### Requirement
Each record below is to be copied word for word, with pictures removed.

######

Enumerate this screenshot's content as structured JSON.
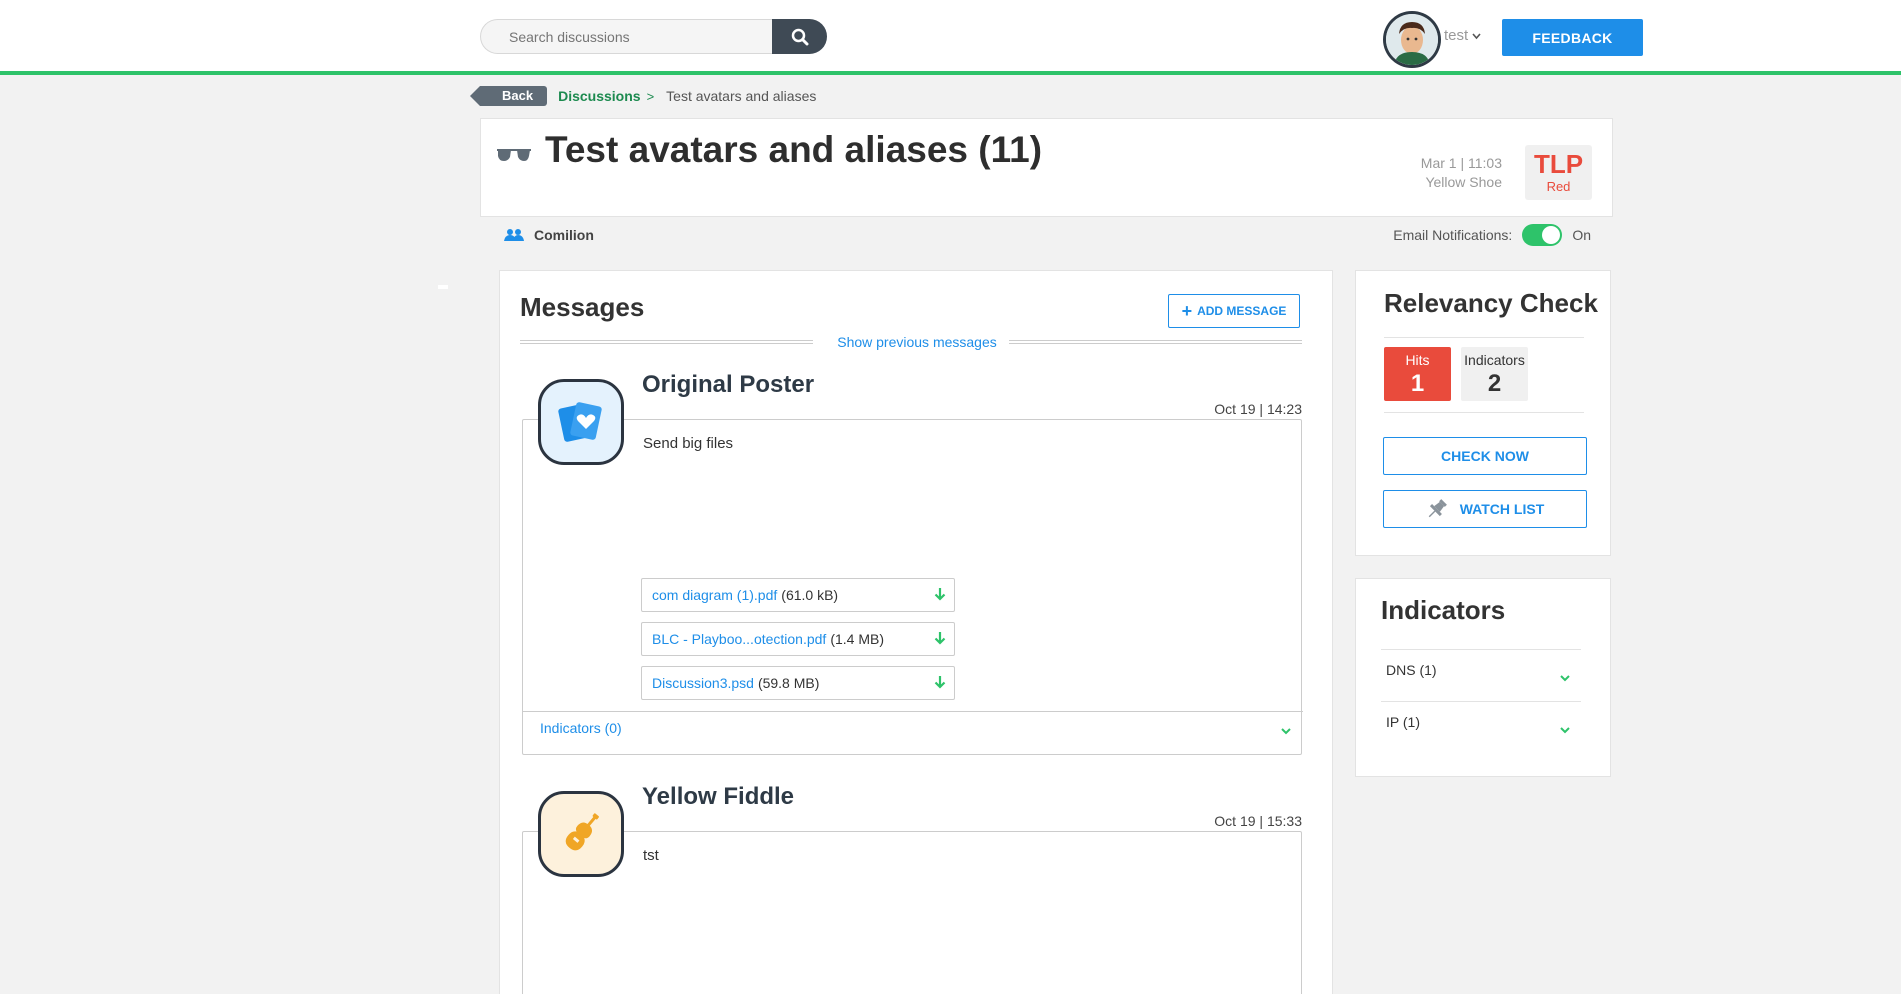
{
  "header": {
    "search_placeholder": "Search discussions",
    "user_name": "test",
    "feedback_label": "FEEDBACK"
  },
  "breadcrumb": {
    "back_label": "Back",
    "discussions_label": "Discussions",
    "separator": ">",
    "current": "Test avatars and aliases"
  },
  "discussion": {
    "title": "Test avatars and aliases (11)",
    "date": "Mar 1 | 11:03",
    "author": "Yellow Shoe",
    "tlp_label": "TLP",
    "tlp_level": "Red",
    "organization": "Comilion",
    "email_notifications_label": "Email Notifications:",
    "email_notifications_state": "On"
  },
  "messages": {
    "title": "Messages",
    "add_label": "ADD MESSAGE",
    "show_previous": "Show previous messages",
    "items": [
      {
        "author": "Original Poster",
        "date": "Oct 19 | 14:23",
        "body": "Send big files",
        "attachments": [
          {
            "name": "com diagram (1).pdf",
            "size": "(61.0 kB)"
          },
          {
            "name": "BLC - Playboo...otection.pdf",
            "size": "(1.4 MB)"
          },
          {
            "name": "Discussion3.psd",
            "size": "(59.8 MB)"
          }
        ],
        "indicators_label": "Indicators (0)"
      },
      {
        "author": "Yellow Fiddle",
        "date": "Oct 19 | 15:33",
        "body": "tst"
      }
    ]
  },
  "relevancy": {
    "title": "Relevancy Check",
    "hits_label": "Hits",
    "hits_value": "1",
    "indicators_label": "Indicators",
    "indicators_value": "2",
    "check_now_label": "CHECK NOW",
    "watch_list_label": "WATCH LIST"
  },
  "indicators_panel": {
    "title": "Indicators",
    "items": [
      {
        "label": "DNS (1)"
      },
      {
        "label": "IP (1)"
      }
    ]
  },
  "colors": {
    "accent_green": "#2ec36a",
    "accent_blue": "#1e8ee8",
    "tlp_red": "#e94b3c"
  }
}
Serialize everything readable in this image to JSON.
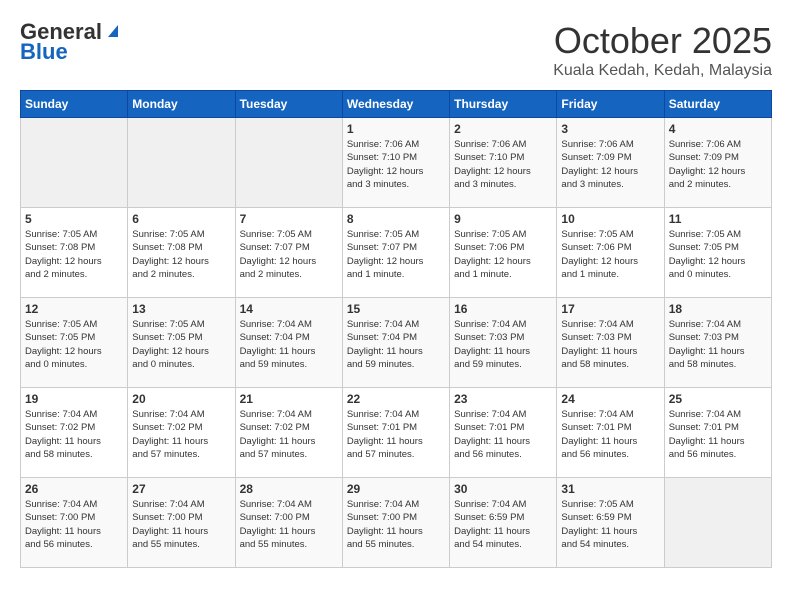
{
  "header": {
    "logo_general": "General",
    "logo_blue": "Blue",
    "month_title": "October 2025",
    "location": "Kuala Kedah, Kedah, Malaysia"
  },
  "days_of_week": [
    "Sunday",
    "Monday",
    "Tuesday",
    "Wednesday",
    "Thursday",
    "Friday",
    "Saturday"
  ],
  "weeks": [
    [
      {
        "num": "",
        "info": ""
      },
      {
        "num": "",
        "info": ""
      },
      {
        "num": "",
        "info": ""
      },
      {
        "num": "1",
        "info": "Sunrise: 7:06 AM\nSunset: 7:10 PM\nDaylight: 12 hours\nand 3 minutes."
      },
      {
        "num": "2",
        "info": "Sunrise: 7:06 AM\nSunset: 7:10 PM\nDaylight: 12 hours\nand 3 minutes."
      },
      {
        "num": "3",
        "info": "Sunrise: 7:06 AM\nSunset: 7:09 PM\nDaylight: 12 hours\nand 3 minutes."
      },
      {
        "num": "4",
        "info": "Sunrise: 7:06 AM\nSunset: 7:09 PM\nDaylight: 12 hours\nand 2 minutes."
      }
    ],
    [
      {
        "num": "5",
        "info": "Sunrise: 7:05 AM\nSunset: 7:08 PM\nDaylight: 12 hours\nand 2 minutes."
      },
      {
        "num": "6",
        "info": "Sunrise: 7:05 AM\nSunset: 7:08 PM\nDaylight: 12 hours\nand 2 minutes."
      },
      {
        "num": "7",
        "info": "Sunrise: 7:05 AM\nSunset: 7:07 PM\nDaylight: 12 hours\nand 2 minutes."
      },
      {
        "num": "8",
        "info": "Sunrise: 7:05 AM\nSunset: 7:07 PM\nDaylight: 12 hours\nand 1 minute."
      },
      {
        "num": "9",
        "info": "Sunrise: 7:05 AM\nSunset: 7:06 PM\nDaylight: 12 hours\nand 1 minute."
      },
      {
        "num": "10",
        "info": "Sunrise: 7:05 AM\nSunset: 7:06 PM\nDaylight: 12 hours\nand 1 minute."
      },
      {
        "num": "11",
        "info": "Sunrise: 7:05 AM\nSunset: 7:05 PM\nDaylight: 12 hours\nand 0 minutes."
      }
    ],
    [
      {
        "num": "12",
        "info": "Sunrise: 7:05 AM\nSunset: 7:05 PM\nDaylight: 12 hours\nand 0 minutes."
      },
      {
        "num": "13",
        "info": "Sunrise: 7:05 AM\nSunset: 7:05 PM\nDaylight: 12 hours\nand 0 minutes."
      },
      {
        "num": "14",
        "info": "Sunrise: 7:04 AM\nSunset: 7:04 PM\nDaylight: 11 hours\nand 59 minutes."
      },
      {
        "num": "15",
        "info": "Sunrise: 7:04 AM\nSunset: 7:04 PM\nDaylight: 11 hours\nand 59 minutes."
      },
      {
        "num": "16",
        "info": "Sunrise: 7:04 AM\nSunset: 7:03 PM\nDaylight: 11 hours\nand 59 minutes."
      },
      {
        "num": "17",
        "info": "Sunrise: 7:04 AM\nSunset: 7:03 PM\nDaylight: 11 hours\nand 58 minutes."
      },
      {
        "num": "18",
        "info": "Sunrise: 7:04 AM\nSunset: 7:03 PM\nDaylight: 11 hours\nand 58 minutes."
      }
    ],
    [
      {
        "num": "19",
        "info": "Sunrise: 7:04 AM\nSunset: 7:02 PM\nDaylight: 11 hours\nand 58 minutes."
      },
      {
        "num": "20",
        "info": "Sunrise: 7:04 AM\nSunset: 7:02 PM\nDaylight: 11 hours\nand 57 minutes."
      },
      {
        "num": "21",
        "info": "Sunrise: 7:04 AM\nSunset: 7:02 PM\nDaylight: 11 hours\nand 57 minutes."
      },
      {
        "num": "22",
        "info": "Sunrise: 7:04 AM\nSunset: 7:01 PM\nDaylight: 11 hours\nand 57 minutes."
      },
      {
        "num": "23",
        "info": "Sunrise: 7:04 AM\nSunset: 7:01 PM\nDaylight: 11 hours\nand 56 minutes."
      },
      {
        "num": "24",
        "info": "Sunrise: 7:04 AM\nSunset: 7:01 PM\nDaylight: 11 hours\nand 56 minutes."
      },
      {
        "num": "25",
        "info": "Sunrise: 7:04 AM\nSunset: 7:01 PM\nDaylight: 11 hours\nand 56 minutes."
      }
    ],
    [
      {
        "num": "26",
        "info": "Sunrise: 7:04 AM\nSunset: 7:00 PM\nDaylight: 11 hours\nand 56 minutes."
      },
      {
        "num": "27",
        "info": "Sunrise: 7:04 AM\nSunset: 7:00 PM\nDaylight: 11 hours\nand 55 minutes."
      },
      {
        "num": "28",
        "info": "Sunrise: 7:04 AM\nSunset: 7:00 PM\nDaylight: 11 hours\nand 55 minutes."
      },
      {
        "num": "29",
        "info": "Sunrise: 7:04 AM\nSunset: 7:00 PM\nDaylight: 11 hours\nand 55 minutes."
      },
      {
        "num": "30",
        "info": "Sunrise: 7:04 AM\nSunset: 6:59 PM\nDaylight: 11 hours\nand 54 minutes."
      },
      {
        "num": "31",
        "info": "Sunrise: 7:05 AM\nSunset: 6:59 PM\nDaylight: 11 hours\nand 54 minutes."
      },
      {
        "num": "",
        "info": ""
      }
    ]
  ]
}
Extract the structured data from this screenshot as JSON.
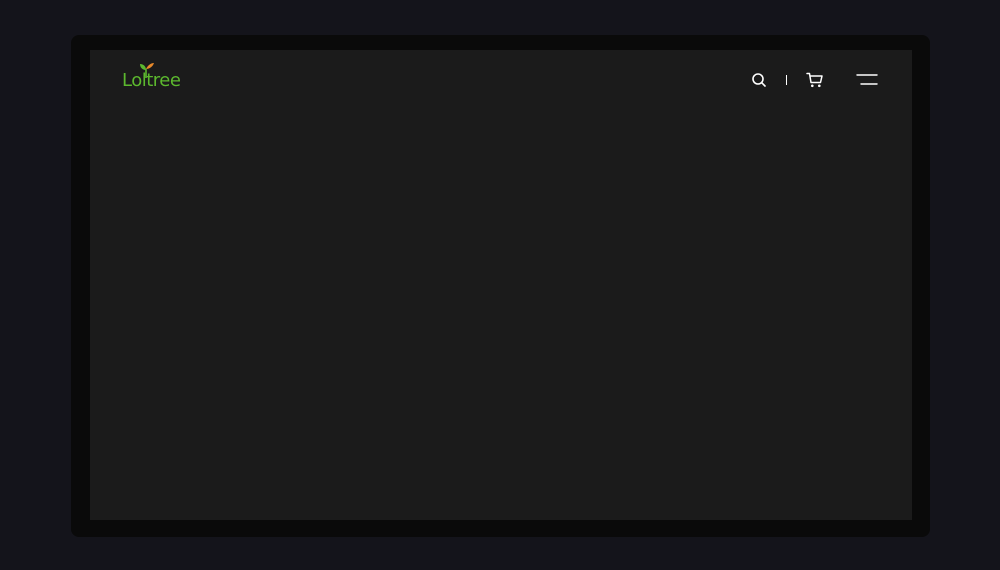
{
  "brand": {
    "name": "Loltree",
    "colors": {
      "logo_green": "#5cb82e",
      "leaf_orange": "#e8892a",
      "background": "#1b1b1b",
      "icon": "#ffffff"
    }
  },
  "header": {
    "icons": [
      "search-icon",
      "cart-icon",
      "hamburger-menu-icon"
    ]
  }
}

######

### Task output
Enumerate this screenshot's content as structured JSON.
{
  "header": {
    "search_placeholder": "Search discussions",
    "user_name": "test",
    "feedback_label": "FEEDBACK"
  },
  "breadcrumb": {
    "back_label": "Back",
    "discussions_label": "Discussions",
    "separator": ">",
    "current": "Test avatars and aliases"
  },
  "discussion": {
    "title": "Test avatars and aliases (11)",
    "date": "Mar 1 | 11:03",
    "author": "Yellow Shoe",
    "tlp_label": "TLP",
    "tlp_level": "Red",
    "organization": "Comilion",
    "email_notifications_label": "Email Notifications:",
    "email_notifications_state": "On"
  },
  "messages": {
    "title": "Messages",
    "add_label": "ADD MESSAGE",
    "show_previous": "Show previous messages",
    "items": [
      {
        "author": "Original Poster",
        "date": "Oct 19 | 14:23",
        "body": "Send big files",
        "attachments": [
          {
            "name": "com diagram (1).pdf",
            "size": "(61.0 kB)"
          },
          {
            "name": "BLC - Playboo...otection.pdf",
            "size": "(1.4 MB)"
          },
          {
            "name": "Discussion3.psd",
            "size": "(59.8 MB)"
          }
        ],
        "indicators_label": "Indicators (0)"
      },
      {
        "author": "Yellow Fiddle",
        "date": "Oct 19 | 15:33",
        "body": "tst"
      }
    ]
  },
  "relevancy": {
    "title": "Relevancy Check",
    "hits_label": "Hits",
    "hits_value": "1",
    "indicators_label": "Indicators",
    "indicators_value": "2",
    "check_now_label": "CHECK NOW",
    "watch_list_label": "WATCH LIST"
  },
  "indicators_panel": {
    "title": "Indicators",
    "items": [
      {
        "label": "DNS (1)"
      },
      {
        "label": "IP (1)"
      }
    ]
  },
  "colors": {
    "accent_green": "#2ec36a",
    "accent_blue": "#1e8ee8",
    "tlp_red": "#e94b3c"
  }
}
Serialize everything readable in this image to JSON.
{
  "header": {
    "logo_general": "General",
    "logo_blue": "Blue",
    "month_title": "October 2025",
    "location": "Kuala Kedah, Kedah, Malaysia"
  },
  "days_of_week": [
    "Sunday",
    "Monday",
    "Tuesday",
    "Wednesday",
    "Thursday",
    "Friday",
    "Saturday"
  ],
  "weeks": [
    [
      {
        "num": "",
        "info": ""
      },
      {
        "num": "",
        "info": ""
      },
      {
        "num": "",
        "info": ""
      },
      {
        "num": "1",
        "info": "Sunrise: 7:06 AM\nSunset: 7:10 PM\nDaylight: 12 hours\nand 3 minutes."
      },
      {
        "num": "2",
        "info": "Sunrise: 7:06 AM\nSunset: 7:10 PM\nDaylight: 12 hours\nand 3 minutes."
      },
      {
        "num": "3",
        "info": "Sunrise: 7:06 AM\nSunset: 7:09 PM\nDaylight: 12 hours\nand 3 minutes."
      },
      {
        "num": "4",
        "info": "Sunrise: 7:06 AM\nSunset: 7:09 PM\nDaylight: 12 hours\nand 2 minutes."
      }
    ],
    [
      {
        "num": "5",
        "info": "Sunrise: 7:05 AM\nSunset: 7:08 PM\nDaylight: 12 hours\nand 2 minutes."
      },
      {
        "num": "6",
        "info": "Sunrise: 7:05 AM\nSunset: 7:08 PM\nDaylight: 12 hours\nand 2 minutes."
      },
      {
        "num": "7",
        "info": "Sunrise: 7:05 AM\nSunset: 7:07 PM\nDaylight: 12 hours\nand 2 minutes."
      },
      {
        "num": "8",
        "info": "Sunrise: 7:05 AM\nSunset: 7:07 PM\nDaylight: 12 hours\nand 1 minute."
      },
      {
        "num": "9",
        "info": "Sunrise: 7:05 AM\nSunset: 7:06 PM\nDaylight: 12 hours\nand 1 minute."
      },
      {
        "num": "10",
        "info": "Sunrise: 7:05 AM\nSunset: 7:06 PM\nDaylight: 12 hours\nand 1 minute."
      },
      {
        "num": "11",
        "info": "Sunrise: 7:05 AM\nSunset: 7:05 PM\nDaylight: 12 hours\nand 0 minutes."
      }
    ],
    [
      {
        "num": "12",
        "info": "Sunrise: 7:05 AM\nSunset: 7:05 PM\nDaylight: 12 hours\nand 0 minutes."
      },
      {
        "num": "13",
        "info": "Sunrise: 7:05 AM\nSunset: 7:05 PM\nDaylight: 12 hours\nand 0 minutes."
      },
      {
        "num": "14",
        "info": "Sunrise: 7:04 AM\nSunset: 7:04 PM\nDaylight: 11 hours\nand 59 minutes."
      },
      {
        "num": "15",
        "info": "Sunrise: 7:04 AM\nSunset: 7:04 PM\nDaylight: 11 hours\nand 59 minutes."
      },
      {
        "num": "16",
        "info": "Sunrise: 7:04 AM\nSunset: 7:03 PM\nDaylight: 11 hours\nand 59 minutes."
      },
      {
        "num": "17",
        "info": "Sunrise: 7:04 AM\nSunset: 7:03 PM\nDaylight: 11 hours\nand 58 minutes."
      },
      {
        "num": "18",
        "info": "Sunrise: 7:04 AM\nSunset: 7:03 PM\nDaylight: 11 hours\nand 58 minutes."
      }
    ],
    [
      {
        "num": "19",
        "info": "Sunrise: 7:04 AM\nSunset: 7:02 PM\nDaylight: 11 hours\nand 58 minutes."
      },
      {
        "num": "20",
        "info": "Sunrise: 7:04 AM\nSunset: 7:02 PM\nDaylight: 11 hours\nand 57 minutes."
      },
      {
        "num": "21",
        "info": "Sunrise: 7:04 AM\nSunset: 7:02 PM\nDaylight: 11 hours\nand 57 minutes."
      },
      {
        "num": "22",
        "info": "Sunrise: 7:04 AM\nSunset: 7:01 PM\nDaylight: 11 hours\nand 57 minutes."
      },
      {
        "num": "23",
        "info": "Sunrise: 7:04 AM\nSunset: 7:01 PM\nDaylight: 11 hours\nand 56 minutes."
      },
      {
        "num": "24",
        "info": "Sunrise: 7:04 AM\nSunset: 7:01 PM\nDaylight: 11 hours\nand 56 minutes."
      },
      {
        "num": "25",
        "info": "Sunrise: 7:04 AM\nSunset: 7:01 PM\nDaylight: 11 hours\nand 56 minutes."
      }
    ],
    [
      {
        "num": "26",
        "info": "Sunrise: 7:04 AM\nSunset: 7:00 PM\nDaylight: 11 hours\nand 56 minutes."
      },
      {
        "num": "27",
        "info": "Sunrise: 7:04 AM\nSunset: 7:00 PM\nDaylight: 11 hours\nand 55 minutes."
      },
      {
        "num": "28",
        "info": "Sunrise: 7:04 AM\nSunset: 7:00 PM\nDaylight: 11 hours\nand 55 minutes."
      },
      {
        "num": "29",
        "info": "Sunrise: 7:04 AM\nSunset: 7:00 PM\nDaylight: 11 hours\nand 55 minutes."
      },
      {
        "num": "30",
        "info": "Sunrise: 7:04 AM\nSunset: 6:59 PM\nDaylight: 11 hours\nand 54 minutes."
      },
      {
        "num": "31",
        "info": "Sunrise: 7:05 AM\nSunset: 6:59 PM\nDaylight: 11 hours\nand 54 minutes."
      },
      {
        "num": "",
        "info": ""
      }
    ]
  ]
}
Extract the structured data from this screenshot as JSON.
{
  "brand": {
    "name": "Loltree",
    "colors": {
      "logo_green": "#5cb82e",
      "leaf_orange": "#e8892a",
      "background": "#1b1b1b",
      "icon": "#ffffff"
    }
  },
  "header": {
    "icons": [
      "search-icon",
      "cart-icon",
      "hamburger-menu-icon"
    ]
  }
}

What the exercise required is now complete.